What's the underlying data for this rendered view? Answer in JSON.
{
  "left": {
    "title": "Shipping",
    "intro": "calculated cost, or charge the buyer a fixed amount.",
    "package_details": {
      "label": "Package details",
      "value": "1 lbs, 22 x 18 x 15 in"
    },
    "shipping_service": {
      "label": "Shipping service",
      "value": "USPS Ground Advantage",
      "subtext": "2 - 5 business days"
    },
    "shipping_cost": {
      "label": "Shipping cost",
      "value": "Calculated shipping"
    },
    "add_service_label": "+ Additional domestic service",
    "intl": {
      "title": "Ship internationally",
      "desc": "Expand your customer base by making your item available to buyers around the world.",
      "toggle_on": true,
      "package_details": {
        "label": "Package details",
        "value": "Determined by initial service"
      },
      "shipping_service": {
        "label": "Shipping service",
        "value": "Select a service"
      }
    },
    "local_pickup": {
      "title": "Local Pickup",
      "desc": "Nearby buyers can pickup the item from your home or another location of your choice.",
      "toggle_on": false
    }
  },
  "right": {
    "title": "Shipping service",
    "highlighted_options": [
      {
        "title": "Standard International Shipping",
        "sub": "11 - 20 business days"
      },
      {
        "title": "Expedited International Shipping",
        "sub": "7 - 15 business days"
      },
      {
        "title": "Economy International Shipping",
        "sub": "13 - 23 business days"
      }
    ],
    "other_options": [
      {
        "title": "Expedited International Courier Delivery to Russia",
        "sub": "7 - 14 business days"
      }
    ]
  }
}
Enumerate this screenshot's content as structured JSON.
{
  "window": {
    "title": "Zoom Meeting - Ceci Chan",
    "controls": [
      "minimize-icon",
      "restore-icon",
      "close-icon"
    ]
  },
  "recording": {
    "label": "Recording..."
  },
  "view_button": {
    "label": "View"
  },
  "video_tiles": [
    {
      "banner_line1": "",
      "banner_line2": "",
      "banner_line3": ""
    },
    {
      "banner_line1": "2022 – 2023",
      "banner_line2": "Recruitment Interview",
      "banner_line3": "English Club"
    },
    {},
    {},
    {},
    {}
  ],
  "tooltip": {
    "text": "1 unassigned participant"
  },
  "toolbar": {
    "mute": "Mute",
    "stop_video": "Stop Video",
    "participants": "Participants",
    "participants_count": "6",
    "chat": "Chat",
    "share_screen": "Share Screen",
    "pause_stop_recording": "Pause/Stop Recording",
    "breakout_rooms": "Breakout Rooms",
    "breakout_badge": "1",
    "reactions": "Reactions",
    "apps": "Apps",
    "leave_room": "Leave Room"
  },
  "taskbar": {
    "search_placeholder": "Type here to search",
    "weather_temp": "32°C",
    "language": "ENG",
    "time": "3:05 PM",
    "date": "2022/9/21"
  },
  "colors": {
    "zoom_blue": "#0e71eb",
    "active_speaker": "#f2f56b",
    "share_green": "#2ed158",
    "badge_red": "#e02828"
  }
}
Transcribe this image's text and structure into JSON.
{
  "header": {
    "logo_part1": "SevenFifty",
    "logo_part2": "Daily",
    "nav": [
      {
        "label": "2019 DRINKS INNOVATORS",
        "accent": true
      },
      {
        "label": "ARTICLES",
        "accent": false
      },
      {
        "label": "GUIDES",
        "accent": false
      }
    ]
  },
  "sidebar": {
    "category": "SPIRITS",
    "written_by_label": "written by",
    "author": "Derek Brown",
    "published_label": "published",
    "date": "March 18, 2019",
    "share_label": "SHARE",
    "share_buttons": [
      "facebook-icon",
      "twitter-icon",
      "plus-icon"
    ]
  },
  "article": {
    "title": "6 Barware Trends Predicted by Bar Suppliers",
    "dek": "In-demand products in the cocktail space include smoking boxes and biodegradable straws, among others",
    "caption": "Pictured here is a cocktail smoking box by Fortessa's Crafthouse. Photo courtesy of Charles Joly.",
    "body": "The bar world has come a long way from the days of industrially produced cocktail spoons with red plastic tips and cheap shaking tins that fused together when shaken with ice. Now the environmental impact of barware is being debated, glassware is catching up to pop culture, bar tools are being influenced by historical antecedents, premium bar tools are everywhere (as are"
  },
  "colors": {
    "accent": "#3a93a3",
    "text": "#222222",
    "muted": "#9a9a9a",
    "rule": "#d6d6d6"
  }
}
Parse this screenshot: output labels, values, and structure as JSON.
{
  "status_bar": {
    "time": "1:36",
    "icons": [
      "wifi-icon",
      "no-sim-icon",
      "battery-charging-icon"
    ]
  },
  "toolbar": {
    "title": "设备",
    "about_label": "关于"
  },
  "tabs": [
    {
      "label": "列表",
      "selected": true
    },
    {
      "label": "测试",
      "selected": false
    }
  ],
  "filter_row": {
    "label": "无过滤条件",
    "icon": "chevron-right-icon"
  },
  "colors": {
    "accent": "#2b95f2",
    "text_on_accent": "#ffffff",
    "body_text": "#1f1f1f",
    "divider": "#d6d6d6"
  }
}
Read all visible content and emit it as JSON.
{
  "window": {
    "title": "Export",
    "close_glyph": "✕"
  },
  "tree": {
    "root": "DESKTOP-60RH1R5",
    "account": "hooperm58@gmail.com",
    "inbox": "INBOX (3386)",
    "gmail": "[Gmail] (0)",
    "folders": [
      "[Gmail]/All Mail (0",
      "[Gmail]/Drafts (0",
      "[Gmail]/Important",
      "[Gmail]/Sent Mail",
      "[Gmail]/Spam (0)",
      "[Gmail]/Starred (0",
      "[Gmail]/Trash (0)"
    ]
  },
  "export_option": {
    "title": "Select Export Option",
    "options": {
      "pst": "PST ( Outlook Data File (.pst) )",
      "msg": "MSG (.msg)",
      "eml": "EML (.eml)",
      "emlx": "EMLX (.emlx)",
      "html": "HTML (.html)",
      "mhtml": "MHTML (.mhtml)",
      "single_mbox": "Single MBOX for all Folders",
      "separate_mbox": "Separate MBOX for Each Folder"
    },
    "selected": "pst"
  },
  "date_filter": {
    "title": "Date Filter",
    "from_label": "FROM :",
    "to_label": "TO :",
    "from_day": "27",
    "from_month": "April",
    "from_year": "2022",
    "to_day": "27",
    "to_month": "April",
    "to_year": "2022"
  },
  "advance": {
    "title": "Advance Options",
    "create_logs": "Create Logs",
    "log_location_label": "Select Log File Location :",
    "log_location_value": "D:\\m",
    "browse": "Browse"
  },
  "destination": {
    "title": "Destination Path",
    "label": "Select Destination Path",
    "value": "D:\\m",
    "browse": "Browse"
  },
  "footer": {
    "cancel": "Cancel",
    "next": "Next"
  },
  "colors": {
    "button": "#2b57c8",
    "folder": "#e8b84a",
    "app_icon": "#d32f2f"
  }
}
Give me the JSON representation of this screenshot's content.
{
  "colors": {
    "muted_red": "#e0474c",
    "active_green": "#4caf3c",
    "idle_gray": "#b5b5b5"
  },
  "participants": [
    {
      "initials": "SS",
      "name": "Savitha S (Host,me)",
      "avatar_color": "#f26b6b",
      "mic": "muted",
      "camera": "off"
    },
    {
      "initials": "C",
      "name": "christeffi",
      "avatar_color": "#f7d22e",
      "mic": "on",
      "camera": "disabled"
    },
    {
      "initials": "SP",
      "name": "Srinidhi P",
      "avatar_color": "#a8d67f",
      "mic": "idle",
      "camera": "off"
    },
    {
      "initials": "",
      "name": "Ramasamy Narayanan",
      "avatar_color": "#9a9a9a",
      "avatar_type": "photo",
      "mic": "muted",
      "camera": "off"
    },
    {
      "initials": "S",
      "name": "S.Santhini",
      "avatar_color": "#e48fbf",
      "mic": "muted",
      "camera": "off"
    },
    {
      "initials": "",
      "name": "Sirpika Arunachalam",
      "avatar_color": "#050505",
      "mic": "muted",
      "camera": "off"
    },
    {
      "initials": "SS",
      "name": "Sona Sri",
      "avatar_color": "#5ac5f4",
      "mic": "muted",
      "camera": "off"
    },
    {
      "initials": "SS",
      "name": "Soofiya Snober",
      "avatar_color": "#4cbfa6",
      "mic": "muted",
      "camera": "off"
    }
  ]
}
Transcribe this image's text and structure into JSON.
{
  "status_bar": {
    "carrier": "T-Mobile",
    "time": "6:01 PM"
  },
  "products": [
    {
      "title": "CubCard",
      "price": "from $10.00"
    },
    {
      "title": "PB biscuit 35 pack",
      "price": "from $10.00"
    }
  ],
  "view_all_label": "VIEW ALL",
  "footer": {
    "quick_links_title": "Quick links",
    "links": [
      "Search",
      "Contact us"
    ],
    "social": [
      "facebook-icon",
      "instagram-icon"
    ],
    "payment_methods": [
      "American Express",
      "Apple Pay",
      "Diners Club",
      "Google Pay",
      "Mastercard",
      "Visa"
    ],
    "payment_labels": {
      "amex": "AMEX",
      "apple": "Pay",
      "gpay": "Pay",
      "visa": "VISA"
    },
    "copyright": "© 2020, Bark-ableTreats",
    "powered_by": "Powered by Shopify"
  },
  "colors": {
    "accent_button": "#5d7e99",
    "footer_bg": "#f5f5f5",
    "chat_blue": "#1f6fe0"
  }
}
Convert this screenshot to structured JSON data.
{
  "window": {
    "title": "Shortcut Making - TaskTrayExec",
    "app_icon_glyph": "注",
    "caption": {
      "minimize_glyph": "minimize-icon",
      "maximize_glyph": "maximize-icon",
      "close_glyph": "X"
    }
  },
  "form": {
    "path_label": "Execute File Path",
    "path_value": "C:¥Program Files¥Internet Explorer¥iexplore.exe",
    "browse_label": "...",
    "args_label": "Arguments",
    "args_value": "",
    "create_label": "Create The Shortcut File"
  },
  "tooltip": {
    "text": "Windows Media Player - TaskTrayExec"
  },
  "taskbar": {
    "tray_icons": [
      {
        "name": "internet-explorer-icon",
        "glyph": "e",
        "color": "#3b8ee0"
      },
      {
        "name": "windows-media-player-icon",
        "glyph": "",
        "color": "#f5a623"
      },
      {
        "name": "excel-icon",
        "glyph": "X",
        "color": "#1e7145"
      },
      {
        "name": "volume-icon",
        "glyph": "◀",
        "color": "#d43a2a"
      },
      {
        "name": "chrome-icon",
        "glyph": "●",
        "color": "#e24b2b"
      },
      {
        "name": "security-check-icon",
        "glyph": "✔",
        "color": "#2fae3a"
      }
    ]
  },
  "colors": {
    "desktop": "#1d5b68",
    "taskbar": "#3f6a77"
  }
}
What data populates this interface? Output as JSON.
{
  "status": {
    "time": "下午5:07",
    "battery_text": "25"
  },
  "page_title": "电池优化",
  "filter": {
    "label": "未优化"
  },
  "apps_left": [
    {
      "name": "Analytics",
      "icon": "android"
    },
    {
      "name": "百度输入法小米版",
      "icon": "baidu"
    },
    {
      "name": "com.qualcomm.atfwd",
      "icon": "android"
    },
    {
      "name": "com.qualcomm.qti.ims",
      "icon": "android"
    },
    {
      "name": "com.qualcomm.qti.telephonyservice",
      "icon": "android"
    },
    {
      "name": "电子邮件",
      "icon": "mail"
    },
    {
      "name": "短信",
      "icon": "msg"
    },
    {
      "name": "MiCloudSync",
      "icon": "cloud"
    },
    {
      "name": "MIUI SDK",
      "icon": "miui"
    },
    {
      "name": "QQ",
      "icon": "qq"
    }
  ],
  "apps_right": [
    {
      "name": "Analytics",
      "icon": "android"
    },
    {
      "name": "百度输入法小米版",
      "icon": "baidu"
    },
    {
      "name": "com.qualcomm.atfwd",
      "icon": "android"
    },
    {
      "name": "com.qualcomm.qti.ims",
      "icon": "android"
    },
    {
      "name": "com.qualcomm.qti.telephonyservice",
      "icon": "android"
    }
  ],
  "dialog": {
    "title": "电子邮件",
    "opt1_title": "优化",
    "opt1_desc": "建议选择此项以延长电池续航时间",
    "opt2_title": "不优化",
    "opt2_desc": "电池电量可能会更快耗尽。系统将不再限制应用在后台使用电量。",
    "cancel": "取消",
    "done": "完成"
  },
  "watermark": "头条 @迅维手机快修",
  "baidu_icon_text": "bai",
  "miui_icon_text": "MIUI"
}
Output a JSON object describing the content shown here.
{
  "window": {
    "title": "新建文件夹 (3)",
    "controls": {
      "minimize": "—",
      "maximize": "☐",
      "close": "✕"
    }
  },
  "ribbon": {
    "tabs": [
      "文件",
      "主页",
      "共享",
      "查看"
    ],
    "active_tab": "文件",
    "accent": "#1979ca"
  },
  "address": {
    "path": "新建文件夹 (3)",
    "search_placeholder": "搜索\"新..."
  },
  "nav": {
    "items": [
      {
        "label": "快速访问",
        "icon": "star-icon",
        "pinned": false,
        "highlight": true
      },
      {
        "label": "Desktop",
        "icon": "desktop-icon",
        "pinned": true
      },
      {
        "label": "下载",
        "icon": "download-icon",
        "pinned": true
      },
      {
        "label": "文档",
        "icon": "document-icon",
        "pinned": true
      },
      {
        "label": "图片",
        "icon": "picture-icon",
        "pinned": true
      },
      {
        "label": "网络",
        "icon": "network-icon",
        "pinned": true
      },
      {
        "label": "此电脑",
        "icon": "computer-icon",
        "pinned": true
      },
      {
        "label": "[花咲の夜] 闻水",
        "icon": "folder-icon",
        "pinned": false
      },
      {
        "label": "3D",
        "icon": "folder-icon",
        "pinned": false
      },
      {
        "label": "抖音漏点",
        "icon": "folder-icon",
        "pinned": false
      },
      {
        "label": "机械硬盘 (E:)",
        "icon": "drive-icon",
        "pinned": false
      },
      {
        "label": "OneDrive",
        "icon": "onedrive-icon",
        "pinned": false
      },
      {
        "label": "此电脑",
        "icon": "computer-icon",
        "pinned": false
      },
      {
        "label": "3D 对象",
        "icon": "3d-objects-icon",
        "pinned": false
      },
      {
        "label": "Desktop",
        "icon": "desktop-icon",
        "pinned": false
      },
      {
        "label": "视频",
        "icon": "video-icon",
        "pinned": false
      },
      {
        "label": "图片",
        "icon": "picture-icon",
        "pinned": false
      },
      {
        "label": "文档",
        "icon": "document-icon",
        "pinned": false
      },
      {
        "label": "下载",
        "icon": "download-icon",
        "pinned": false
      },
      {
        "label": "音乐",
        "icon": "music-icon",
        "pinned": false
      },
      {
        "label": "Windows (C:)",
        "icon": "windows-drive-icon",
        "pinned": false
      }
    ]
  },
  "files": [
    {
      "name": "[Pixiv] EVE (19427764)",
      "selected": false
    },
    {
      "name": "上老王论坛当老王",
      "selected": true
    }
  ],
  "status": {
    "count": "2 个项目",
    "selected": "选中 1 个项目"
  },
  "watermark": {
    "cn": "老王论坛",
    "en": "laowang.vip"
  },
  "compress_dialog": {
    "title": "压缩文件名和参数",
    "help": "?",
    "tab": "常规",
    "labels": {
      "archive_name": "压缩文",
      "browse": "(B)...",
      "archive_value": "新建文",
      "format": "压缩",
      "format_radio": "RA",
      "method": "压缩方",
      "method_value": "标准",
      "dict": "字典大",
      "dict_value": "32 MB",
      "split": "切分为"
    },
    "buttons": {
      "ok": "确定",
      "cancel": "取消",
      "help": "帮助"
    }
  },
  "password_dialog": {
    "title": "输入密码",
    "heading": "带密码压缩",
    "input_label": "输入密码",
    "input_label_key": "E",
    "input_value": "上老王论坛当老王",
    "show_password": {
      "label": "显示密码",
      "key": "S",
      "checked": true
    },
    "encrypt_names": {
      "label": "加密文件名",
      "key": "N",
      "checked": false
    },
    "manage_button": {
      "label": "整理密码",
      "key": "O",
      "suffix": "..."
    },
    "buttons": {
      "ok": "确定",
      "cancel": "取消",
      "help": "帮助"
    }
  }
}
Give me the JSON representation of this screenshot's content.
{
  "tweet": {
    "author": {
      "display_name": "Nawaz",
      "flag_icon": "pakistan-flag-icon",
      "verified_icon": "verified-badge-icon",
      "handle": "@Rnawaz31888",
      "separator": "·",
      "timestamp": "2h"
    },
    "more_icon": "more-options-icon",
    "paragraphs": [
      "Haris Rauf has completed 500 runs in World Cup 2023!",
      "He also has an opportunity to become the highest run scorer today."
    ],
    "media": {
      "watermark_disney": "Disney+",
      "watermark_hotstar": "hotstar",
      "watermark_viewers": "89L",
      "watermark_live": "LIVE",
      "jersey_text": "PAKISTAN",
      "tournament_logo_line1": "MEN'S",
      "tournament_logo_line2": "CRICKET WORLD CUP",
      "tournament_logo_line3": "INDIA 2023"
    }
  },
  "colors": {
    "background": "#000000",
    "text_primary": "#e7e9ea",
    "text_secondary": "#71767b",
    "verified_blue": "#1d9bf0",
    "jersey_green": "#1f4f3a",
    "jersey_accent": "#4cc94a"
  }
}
● ● ● ●
Request: Each line in the entries above that includes the string "What" should be extracted.

The completed task:
What's the underlying data for this rendered view? Answer in JSON.
What data populates this interface? Output as JSON.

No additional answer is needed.